What the exercise asks -
Scan the records below. List lines holding "icon".

Supplied data -

------------------------------------

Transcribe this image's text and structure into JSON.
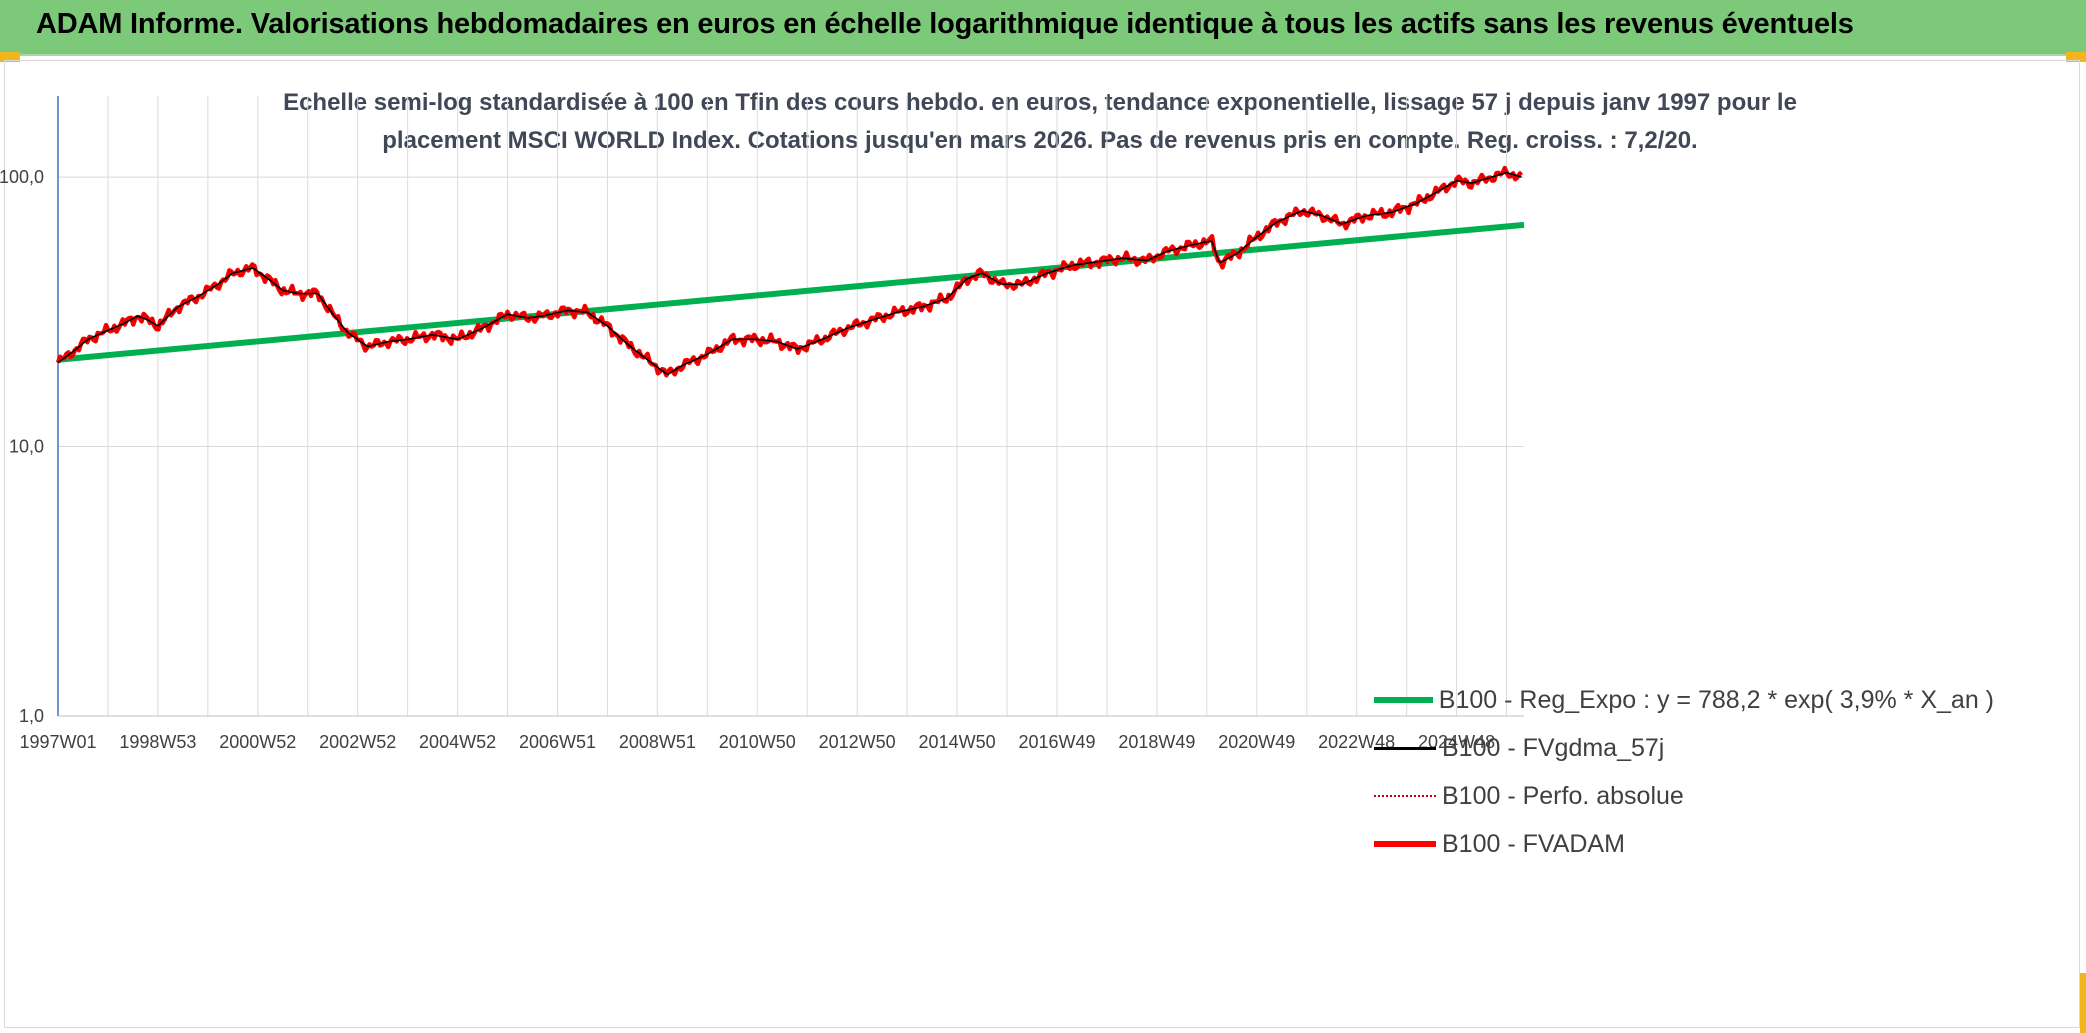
{
  "banner": {
    "title": "ADAM Informe. Valorisations hebdomadaires en euros en échelle logarithmique identique à tous les actifs sans les revenus éventuels"
  },
  "colors": {
    "banner_bg": "#7dc97a",
    "accent": "#f2b51c",
    "trend": "#00b050",
    "fvgdma": "#000000",
    "perfo": "#c00000",
    "fvadam": "#ff0000"
  },
  "chart_data": {
    "type": "line",
    "title_line1": "Echelle semi-log standardisée à 100 en Tfin des cours hebdo. en euros, tendance exponentielle, lissage 57 j depuis janv 1997 pour le",
    "title_line2": "placement MSCI WORLD Index. Cotations jusqu'en mars 2026. Pas de revenus pris en compte. Reg. croiss. : 7,2/20.",
    "y_scale": "log",
    "ylim": [
      1,
      200
    ],
    "xlim": [
      1997.0,
      2026.35
    ],
    "grid": true,
    "legend_position": "bottom-right",
    "y_ticks": [
      {
        "value": 1,
        "label": "1,0"
      },
      {
        "value": 10,
        "label": "10,0"
      },
      {
        "value": 100,
        "label": "100,0"
      }
    ],
    "x_ticks": [
      {
        "value": 1997.0,
        "label": "1997W01"
      },
      {
        "value": 1999.0,
        "label": "1998W53"
      },
      {
        "value": 2001.0,
        "label": "2000W52"
      },
      {
        "value": 2003.0,
        "label": "2002W52"
      },
      {
        "value": 2005.0,
        "label": "2004W52"
      },
      {
        "value": 2007.0,
        "label": "2006W51"
      },
      {
        "value": 2009.0,
        "label": "2008W51"
      },
      {
        "value": 2011.0,
        "label": "2010W50"
      },
      {
        "value": 2013.0,
        "label": "2012W50"
      },
      {
        "value": 2015.0,
        "label": "2014W50"
      },
      {
        "value": 2017.0,
        "label": "2016W49"
      },
      {
        "value": 2019.0,
        "label": "2018W49"
      },
      {
        "value": 2021.0,
        "label": "2020W49"
      },
      {
        "value": 2023.0,
        "label": "2022W48"
      },
      {
        "value": 2025.0,
        "label": "2024W48"
      }
    ],
    "minor_gridlines": [
      1998.0,
      2000.0,
      2002.0,
      2004.0,
      2006.0,
      2008.0,
      2010.0,
      2012.0,
      2014.0,
      2016.0,
      2018.0,
      2020.0,
      2022.0,
      2024.0,
      2026.0
    ],
    "series": [
      {
        "name": "B100 - Reg_Expo : y = 788,2 * exp( 3,9% *  X_an )",
        "color": "#00b050",
        "style": "solid-thick",
        "x": [
          1997.0,
          2026.35
        ],
        "values": [
          21.0,
          66.5
        ]
      },
      {
        "name": "B100 - FVgdma_57j",
        "color": "#000000",
        "style": "solid-thin",
        "x": [
          1997.0,
          1997.3,
          1997.6,
          1998.0,
          1998.3,
          1998.6,
          1998.8,
          1999.0,
          1999.4,
          1999.8,
          2000.2,
          2000.5,
          2000.9,
          2001.2,
          2001.5,
          2001.8,
          2002.2,
          2002.5,
          2002.8,
          2003.2,
          2003.6,
          2004.0,
          2004.5,
          2005.0,
          2005.5,
          2006.0,
          2006.4,
          2006.7,
          2007.2,
          2007.6,
          2008.0,
          2008.4,
          2008.8,
          2009.2,
          2009.5,
          2010.0,
          2010.5,
          2011.0,
          2011.4,
          2011.8,
          2012.3,
          2012.8,
          2013.3,
          2013.8,
          2014.3,
          2014.8,
          2015.2,
          2015.5,
          2015.9,
          2016.3,
          2016.8,
          2017.3,
          2017.8,
          2018.3,
          2018.8,
          2019.2,
          2019.7,
          2020.1,
          2020.25,
          2020.6,
          2021.0,
          2021.4,
          2021.9,
          2022.3,
          2022.7,
          2023.2,
          2023.7,
          2024.2,
          2024.7,
          2025.0,
          2025.3,
          2025.7,
          2026.0,
          2026.3
        ],
        "values": [
          20.5,
          22.5,
          25.0,
          27.0,
          28.5,
          30.5,
          29.5,
          28.0,
          33.0,
          36.0,
          40.0,
          44.0,
          46.0,
          42.0,
          38.0,
          37.0,
          37.0,
          31.0,
          26.5,
          23.5,
          24.5,
          25.0,
          26.0,
          25.0,
          27.5,
          31.0,
          30.0,
          30.5,
          32.0,
          31.5,
          28.0,
          24.0,
          21.0,
          18.5,
          20.0,
          22.0,
          25.0,
          25.0,
          24.5,
          23.0,
          25.0,
          27.5,
          29.5,
          31.5,
          33.0,
          35.5,
          42.0,
          44.0,
          40.0,
          40.0,
          44.0,
          47.0,
          48.5,
          50.0,
          49.0,
          53.0,
          56.0,
          58.0,
          48.0,
          52.0,
          60.0,
          68.0,
          75.0,
          72.0,
          67.0,
          72.0,
          74.0,
          80.0,
          90.0,
          97.0,
          95.0,
          100.0,
          104.0,
          100.0
        ]
      },
      {
        "name": "B100 - Perfo. absolue",
        "color": "#c00000",
        "style": "dotted"
      },
      {
        "name": "B100 - FVADAM",
        "color": "#ff0000",
        "style": "solid-thick"
      }
    ]
  }
}
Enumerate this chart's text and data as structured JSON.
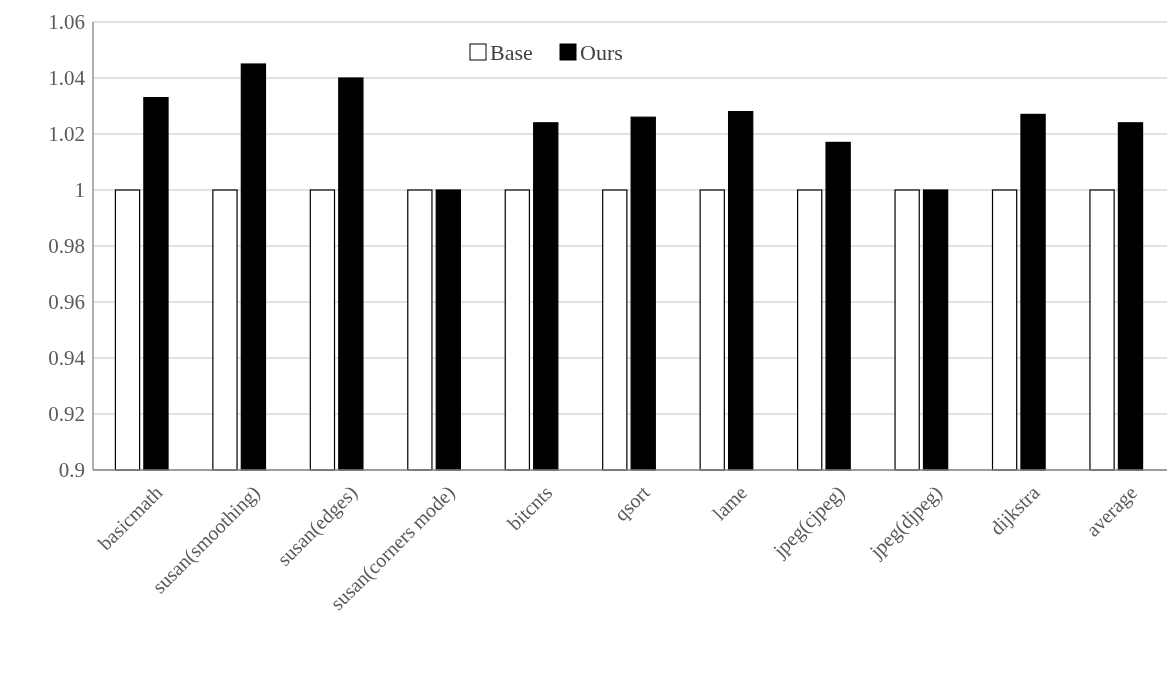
{
  "chart_data": {
    "type": "bar",
    "categories": [
      "basicmath",
      "susan(smoothing)",
      "susan(edges)",
      "susan(corners mode)",
      "bitcnts",
      "qsort",
      "lame",
      "jpeg(cjpeg)",
      "jpeg(djpeg)",
      "dijkstra",
      "average"
    ],
    "series": [
      {
        "name": "Base",
        "color": "#ffffff",
        "values": [
          1,
          1,
          1,
          1,
          1,
          1,
          1,
          1,
          1,
          1,
          1
        ]
      },
      {
        "name": "Ours",
        "color": "#000000",
        "values": [
          1.033,
          1.045,
          1.04,
          1.0,
          1.024,
          1.026,
          1.028,
          1.017,
          1.0,
          1.027,
          1.024
        ]
      }
    ],
    "ylim": [
      0.9,
      1.06
    ],
    "yticks": [
      0.9,
      0.92,
      0.94,
      0.96,
      0.98,
      1,
      1.02,
      1.04,
      1.06
    ],
    "grid": "y",
    "legend": "top"
  }
}
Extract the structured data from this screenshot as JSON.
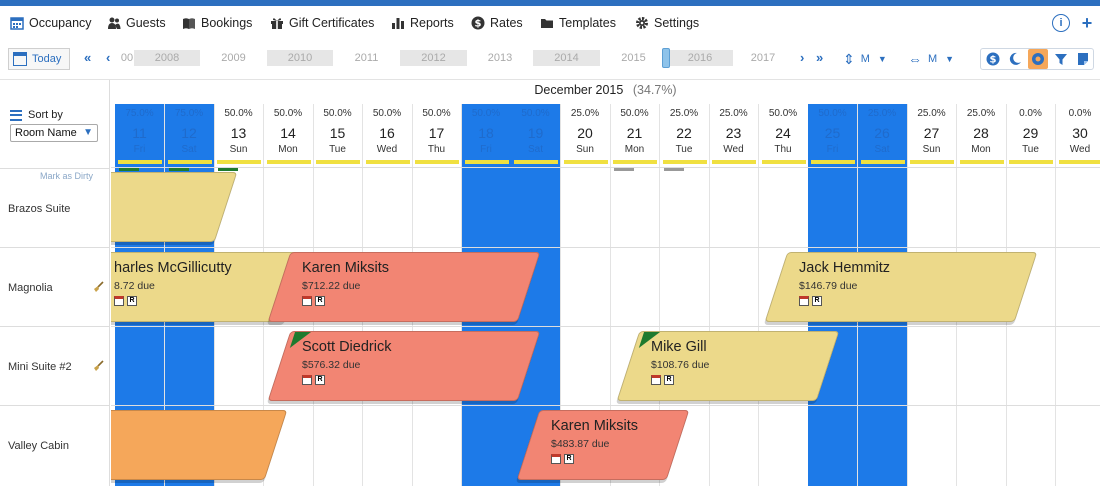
{
  "nav": {
    "items": [
      {
        "label": "Occupancy",
        "icon": "calendar-grid-icon"
      },
      {
        "label": "Guests",
        "icon": "guests-icon"
      },
      {
        "label": "Bookings",
        "icon": "book-icon"
      },
      {
        "label": "Gift Certificates",
        "icon": "gift-icon"
      },
      {
        "label": "Reports",
        "icon": "bar-chart-icon"
      },
      {
        "label": "Rates",
        "icon": "dollar-circle-icon"
      },
      {
        "label": "Templates",
        "icon": "folder-icon"
      },
      {
        "label": "Settings",
        "icon": "gear-icon"
      }
    ],
    "info_glyph": "i",
    "add_glyph": "+"
  },
  "toolbar": {
    "today_label": "Today",
    "years": [
      "00",
      "2008",
      "2009",
      "2010",
      "2011",
      "2012",
      "2013",
      "2014",
      "2015",
      "2016",
      "2017"
    ],
    "row_zoom_label": "M",
    "col_zoom_label": "M"
  },
  "sort": {
    "label": "Sort by",
    "selected": "Room Name"
  },
  "mark_dirty_label": "Mark as Dirty",
  "calendar": {
    "month_label": "December 2015",
    "month_occupancy": "(34.7%)",
    "days": [
      {
        "num": "11",
        "name": "Fri",
        "pct": "75.0%",
        "weekend": true
      },
      {
        "num": "12",
        "name": "Sat",
        "pct": "75.0%",
        "weekend": true
      },
      {
        "num": "13",
        "name": "Sun",
        "pct": "50.0%",
        "weekend": false
      },
      {
        "num": "14",
        "name": "Mon",
        "pct": "50.0%",
        "weekend": false
      },
      {
        "num": "15",
        "name": "Tue",
        "pct": "50.0%",
        "weekend": false
      },
      {
        "num": "16",
        "name": "Wed",
        "pct": "50.0%",
        "weekend": false
      },
      {
        "num": "17",
        "name": "Thu",
        "pct": "50.0%",
        "weekend": false
      },
      {
        "num": "18",
        "name": "Fri",
        "pct": "50.0%",
        "weekend": true
      },
      {
        "num": "19",
        "name": "Sat",
        "pct": "50.0%",
        "weekend": true
      },
      {
        "num": "20",
        "name": "Sun",
        "pct": "25.0%",
        "weekend": false
      },
      {
        "num": "21",
        "name": "Mon",
        "pct": "50.0%",
        "weekend": false
      },
      {
        "num": "22",
        "name": "Tue",
        "pct": "25.0%",
        "weekend": false
      },
      {
        "num": "23",
        "name": "Wed",
        "pct": "25.0%",
        "weekend": false
      },
      {
        "num": "24",
        "name": "Thu",
        "pct": "50.0%",
        "weekend": false
      },
      {
        "num": "25",
        "name": "Fri",
        "pct": "50.0%",
        "weekend": true
      },
      {
        "num": "26",
        "name": "Sat",
        "pct": "25.0%",
        "weekend": true
      },
      {
        "num": "27",
        "name": "Sun",
        "pct": "25.0%",
        "weekend": false
      },
      {
        "num": "28",
        "name": "Mon",
        "pct": "25.0%",
        "weekend": false
      },
      {
        "num": "29",
        "name": "Tue",
        "pct": "0.0%",
        "weekend": false
      },
      {
        "num": "30",
        "name": "Wed",
        "pct": "0.0%",
        "weekend": false
      }
    ]
  },
  "rooms": [
    {
      "name": "Brazos Suite",
      "dirty": false
    },
    {
      "name": "Magnolia",
      "dirty": true
    },
    {
      "name": "Mini Suite #2",
      "dirty": true
    },
    {
      "name": "Valley Cabin",
      "dirty": false
    }
  ],
  "bookings": [
    {
      "guest": "",
      "due": "",
      "color": "#ecd98a"
    },
    {
      "guest": "harles McGillicutty",
      "due": "8.72 due",
      "color": "#ecd98a"
    },
    {
      "guest": "Karen Miksits",
      "due": "$712.22 due",
      "color": "#f28573"
    },
    {
      "guest": "Jack Hemmitz",
      "due": "$146.79 due",
      "color": "#ecd98a"
    },
    {
      "guest": "Scott Diedrick",
      "due": "$576.32 due",
      "color": "#f28573"
    },
    {
      "guest": "Mike Gill",
      "due": "$108.76 due",
      "color": "#ecd98a"
    },
    {
      "guest": "",
      "due": "",
      "color": "#f5a75a"
    },
    {
      "guest": "Karen Miksits",
      "due": "$483.87 due",
      "color": "#f28573"
    }
  ],
  "colors": {
    "accent": "#2c6fbf",
    "weekend": "#1d7ae8",
    "occupancy_bar": "#f0e040",
    "paid_corner": "#1e7a2e"
  }
}
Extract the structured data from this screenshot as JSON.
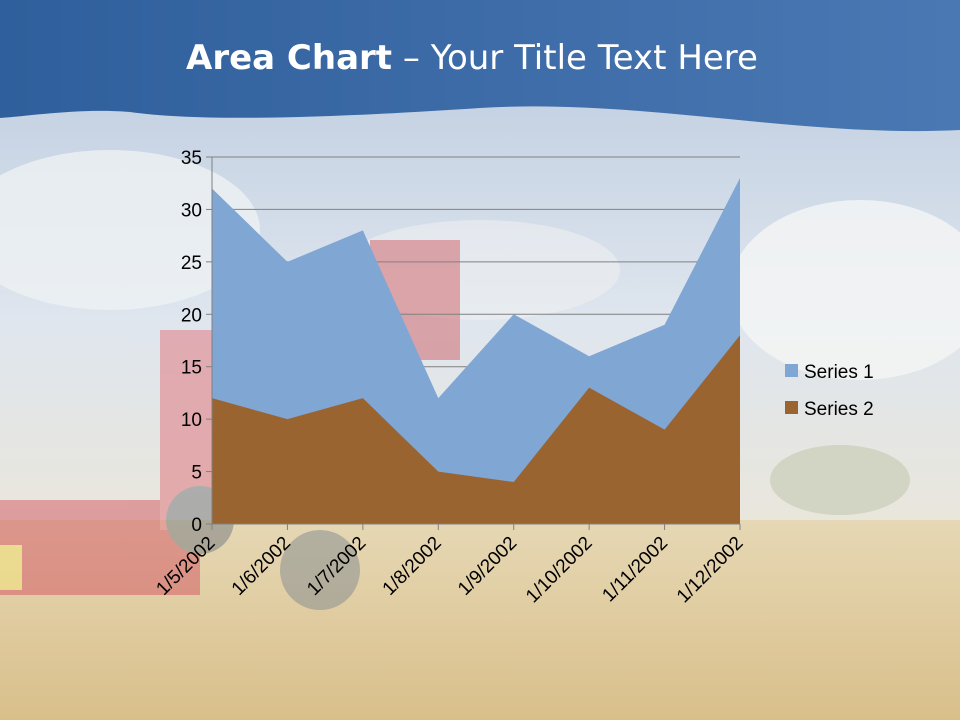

------------------------------------

Task output -
        "icon": "calendar-grid-icon"
        "icon": "guests-icon"
        "icon": "book-icon"
        "icon": "gift-icon"
        "icon": "bar-chart-icon"
        "icon": "dollar-circle-icon"
        "icon": "folder-icon"
        "icon": "gear-icon"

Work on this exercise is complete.